Recorded data:
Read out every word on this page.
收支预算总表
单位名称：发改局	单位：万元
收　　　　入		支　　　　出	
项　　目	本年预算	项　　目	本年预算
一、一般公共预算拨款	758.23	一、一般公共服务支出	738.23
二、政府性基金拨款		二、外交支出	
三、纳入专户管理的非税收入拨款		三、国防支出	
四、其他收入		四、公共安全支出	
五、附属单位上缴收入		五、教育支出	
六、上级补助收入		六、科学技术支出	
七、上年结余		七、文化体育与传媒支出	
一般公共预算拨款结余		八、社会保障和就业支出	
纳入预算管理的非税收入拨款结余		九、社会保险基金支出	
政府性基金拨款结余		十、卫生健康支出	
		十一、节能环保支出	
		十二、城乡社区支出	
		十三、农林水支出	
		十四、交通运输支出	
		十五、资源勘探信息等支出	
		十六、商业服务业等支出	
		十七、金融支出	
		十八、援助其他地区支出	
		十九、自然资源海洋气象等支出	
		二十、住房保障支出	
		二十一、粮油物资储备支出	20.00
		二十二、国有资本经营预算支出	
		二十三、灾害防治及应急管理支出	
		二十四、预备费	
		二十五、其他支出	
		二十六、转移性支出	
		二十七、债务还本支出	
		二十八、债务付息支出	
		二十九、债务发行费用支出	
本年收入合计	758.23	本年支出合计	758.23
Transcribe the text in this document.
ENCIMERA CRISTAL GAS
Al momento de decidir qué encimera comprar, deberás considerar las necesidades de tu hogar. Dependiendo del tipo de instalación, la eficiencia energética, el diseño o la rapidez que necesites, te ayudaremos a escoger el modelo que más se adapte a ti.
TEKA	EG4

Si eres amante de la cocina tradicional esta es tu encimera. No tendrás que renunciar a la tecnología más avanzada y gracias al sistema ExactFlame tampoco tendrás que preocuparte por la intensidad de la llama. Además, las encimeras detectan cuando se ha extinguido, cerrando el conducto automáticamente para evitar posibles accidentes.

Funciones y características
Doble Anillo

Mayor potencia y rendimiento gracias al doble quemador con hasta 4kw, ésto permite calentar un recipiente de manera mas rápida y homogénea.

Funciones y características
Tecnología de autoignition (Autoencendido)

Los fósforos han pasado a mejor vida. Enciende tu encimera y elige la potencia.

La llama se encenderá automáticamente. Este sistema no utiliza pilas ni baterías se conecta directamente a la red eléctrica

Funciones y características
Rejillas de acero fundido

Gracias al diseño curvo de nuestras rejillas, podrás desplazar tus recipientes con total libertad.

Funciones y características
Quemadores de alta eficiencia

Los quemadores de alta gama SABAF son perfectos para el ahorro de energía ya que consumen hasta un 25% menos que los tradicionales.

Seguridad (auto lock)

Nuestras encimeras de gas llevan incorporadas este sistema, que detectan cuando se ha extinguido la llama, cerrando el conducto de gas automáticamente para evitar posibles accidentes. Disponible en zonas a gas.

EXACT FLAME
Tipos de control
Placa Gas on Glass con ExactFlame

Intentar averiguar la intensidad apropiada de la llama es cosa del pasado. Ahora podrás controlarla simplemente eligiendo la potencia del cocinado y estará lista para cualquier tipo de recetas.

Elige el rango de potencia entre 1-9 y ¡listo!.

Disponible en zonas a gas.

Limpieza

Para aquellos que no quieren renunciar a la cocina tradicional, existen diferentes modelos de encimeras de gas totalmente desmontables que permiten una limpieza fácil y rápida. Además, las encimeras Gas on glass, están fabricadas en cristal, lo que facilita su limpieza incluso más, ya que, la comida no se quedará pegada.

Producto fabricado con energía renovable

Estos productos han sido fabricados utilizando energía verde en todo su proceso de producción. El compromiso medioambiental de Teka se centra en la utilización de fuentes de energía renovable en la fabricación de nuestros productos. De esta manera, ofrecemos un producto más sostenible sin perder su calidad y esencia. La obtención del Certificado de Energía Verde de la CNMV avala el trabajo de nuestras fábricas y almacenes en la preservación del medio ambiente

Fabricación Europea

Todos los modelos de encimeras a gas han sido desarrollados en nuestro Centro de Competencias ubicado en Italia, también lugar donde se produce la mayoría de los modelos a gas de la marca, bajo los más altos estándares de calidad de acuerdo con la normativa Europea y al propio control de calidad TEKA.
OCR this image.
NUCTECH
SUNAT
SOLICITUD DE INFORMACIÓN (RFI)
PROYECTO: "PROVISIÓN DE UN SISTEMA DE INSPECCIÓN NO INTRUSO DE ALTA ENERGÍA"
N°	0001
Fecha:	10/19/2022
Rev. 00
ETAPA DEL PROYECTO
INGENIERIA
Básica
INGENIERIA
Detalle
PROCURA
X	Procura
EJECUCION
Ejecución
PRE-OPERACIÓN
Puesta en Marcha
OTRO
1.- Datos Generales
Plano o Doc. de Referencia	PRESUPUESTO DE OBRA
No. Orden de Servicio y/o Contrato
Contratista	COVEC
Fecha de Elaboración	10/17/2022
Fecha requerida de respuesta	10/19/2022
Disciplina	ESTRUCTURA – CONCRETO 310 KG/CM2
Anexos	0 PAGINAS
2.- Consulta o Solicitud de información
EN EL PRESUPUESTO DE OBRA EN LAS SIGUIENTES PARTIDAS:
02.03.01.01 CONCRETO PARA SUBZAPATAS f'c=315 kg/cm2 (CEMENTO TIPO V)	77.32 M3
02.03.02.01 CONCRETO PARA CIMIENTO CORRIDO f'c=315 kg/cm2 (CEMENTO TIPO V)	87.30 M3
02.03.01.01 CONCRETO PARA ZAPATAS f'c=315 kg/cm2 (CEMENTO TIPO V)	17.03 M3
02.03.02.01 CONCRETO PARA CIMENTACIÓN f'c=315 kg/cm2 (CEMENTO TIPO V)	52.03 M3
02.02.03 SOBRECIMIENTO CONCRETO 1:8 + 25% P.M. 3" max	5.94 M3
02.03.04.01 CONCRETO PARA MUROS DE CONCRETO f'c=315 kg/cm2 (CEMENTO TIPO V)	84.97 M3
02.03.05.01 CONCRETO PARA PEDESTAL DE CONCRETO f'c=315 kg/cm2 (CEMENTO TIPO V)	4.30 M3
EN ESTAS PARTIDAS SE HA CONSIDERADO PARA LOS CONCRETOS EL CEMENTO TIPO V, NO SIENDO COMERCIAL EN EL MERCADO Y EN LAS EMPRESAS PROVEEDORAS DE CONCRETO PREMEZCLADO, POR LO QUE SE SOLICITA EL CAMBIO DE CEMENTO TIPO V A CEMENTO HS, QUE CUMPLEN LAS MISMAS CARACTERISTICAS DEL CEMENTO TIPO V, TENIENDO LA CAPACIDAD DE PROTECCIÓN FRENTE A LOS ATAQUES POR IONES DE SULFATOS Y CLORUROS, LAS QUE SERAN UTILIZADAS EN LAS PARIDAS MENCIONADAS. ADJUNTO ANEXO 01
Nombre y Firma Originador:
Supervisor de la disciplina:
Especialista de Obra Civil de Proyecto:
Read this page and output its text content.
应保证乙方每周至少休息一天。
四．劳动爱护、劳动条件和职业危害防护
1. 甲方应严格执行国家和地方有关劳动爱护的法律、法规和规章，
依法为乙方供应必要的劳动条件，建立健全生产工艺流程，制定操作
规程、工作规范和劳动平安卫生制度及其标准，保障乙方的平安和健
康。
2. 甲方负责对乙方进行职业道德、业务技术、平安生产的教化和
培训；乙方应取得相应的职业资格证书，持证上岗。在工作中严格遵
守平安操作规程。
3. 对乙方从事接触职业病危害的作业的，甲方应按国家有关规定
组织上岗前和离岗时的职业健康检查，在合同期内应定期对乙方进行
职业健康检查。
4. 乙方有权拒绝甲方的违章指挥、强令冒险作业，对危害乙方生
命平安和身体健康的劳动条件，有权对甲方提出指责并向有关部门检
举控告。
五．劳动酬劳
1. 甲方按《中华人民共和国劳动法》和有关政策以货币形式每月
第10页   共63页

Written instruction:
From the entries above, copy every line that holds the word "hasta".

Exercise solution:
Mayor potencia y rendimiento gracias al doble quemador con hasta 4kw, ésto permite calentar un recipiente de manera mas rápida y homogénea.
Los quemadores de alta gama SABAF son perfectos para el ahorro de energía ya que consumen hasta un 25% menos que los tradicionales.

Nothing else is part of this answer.